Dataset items

★ ★ ★ ★

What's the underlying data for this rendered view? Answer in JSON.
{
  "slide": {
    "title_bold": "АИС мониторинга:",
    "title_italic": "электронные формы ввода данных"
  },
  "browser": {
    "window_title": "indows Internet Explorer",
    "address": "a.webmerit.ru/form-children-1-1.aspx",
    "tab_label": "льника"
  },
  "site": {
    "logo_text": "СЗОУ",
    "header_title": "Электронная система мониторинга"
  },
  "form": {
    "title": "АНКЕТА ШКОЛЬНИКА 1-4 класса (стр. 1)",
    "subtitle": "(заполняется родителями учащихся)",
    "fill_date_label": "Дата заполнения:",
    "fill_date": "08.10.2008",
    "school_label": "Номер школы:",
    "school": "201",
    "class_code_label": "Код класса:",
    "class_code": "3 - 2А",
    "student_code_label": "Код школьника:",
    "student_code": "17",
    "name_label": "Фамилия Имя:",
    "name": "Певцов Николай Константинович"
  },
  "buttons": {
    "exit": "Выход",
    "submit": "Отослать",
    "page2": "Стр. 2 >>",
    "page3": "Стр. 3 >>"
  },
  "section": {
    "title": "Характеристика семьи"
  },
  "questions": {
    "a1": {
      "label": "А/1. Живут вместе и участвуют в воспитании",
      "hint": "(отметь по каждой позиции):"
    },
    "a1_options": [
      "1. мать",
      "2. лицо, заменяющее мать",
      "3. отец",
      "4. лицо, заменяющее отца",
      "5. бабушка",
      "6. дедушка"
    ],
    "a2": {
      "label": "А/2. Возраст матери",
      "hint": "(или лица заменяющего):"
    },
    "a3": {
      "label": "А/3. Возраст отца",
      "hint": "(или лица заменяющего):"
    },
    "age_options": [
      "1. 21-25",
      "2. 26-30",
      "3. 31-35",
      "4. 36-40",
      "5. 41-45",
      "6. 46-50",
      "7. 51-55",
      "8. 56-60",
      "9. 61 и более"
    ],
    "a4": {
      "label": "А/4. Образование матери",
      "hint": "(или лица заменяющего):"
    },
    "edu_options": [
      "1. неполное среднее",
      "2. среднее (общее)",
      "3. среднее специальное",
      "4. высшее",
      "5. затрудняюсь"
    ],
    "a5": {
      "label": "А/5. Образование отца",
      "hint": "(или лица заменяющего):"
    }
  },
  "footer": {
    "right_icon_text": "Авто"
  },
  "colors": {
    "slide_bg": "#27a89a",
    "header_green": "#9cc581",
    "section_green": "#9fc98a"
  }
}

★ ★ ★ ★

Exercise description - Go through the material above and copy each line that has the word "Образование".

Task answer -
      "label": "А/4. Образование матери",
      "label": "А/5. Образование отца",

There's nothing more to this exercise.